▸ **Given exercise**
Pick out the lines in the listing below that contain the word "title" and copy them.
******************************
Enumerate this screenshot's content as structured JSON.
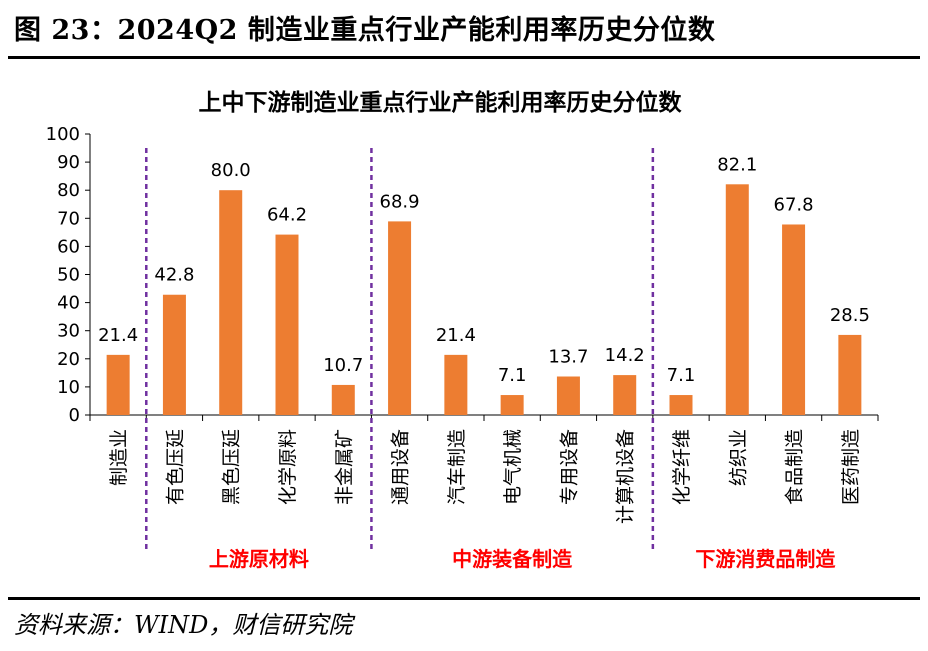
{
  "figure": {
    "title": "图 23：2024Q2 制造业重点行业产能利用率历史分位数",
    "source": "资料来源：WIND，财信研究院"
  },
  "colors": {
    "bar": "#ED7D31",
    "divider": "#7030A0",
    "group_label": "#FF0000"
  },
  "chart_data": {
    "type": "bar",
    "title": "上中下游制造业重点行业产能利用率历史分位数",
    "xlabel": "",
    "ylabel": "",
    "ylim": [
      0,
      100
    ],
    "yticks": [
      0,
      10,
      20,
      30,
      40,
      50,
      60,
      70,
      80,
      90,
      100
    ],
    "categories": [
      "制造业",
      "有色压延",
      "黑色压延",
      "化学原料",
      "非金属矿",
      "通用设备",
      "汽车制造",
      "电气机械",
      "专用设备",
      "计算机设备",
      "化学纤维",
      "纺织业",
      "食品制造",
      "医药制造"
    ],
    "values": [
      21.4,
      42.8,
      80.0,
      64.2,
      10.7,
      68.9,
      21.4,
      7.1,
      13.7,
      14.2,
      7.1,
      82.1,
      67.8,
      28.5
    ],
    "value_labels": [
      "21.4",
      "42.8",
      "80.0",
      "64.2",
      "10.7",
      "68.9",
      "21.4",
      "7.1",
      "13.7",
      "14.2",
      "7.1",
      "82.1",
      "67.8",
      "28.5"
    ],
    "groups": [
      {
        "label": "上游原材料",
        "start": 1,
        "end": 4
      },
      {
        "label": "中游装备制造",
        "start": 5,
        "end": 9
      },
      {
        "label": "下游消费品制造",
        "start": 10,
        "end": 13
      }
    ],
    "dividers_after_index": [
      0,
      4,
      9
    ],
    "legend": "none",
    "grid": false
  }
}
******************************
▸ **Expected answer**
    "title": "图 23：2024Q2 制造业重点行业产能利用率历史分位数",
    "title": "上中下游制造业重点行业产能利用率历史分位数",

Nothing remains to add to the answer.